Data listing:
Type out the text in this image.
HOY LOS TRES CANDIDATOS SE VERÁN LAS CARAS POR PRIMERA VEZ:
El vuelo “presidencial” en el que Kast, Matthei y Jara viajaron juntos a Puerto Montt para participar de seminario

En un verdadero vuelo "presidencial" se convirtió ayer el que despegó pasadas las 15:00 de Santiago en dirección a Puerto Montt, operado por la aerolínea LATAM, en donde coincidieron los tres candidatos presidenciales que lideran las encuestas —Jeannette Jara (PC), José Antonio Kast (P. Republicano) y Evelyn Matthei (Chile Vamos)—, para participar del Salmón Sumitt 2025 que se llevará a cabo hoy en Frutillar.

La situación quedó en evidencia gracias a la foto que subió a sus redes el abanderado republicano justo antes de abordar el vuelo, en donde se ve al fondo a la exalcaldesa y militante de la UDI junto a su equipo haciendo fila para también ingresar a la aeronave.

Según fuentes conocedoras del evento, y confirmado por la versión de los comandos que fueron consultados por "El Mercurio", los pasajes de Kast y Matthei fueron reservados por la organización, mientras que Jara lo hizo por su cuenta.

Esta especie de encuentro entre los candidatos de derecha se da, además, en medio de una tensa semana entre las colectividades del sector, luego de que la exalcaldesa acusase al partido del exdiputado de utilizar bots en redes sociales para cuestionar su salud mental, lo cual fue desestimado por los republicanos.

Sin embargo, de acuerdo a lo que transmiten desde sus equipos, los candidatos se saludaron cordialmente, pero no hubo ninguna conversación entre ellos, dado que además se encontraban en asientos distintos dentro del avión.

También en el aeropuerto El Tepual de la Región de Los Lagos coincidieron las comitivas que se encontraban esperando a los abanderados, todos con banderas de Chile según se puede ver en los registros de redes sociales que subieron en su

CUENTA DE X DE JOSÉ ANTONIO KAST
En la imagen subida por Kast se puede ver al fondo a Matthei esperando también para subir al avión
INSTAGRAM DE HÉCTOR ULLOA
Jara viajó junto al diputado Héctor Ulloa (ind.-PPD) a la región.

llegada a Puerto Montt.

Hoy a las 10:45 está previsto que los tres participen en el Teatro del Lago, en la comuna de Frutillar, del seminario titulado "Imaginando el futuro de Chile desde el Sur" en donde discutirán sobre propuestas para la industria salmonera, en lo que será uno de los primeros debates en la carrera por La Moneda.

[Set exercise] Look through the entries above and report each line where the string "avión" occurs.

[Finished task]
Sin embargo, de acuerdo a lo que transmiten desde sus equipos, los candidatos se saludaron cordialmente, pero no hubo ninguna conversación entre ellos, dado que además se encontraban en asientos distintos dentro del avión.
En la imagen subida por Kast se puede ver al fondo a Matthei esperando también para subir al avión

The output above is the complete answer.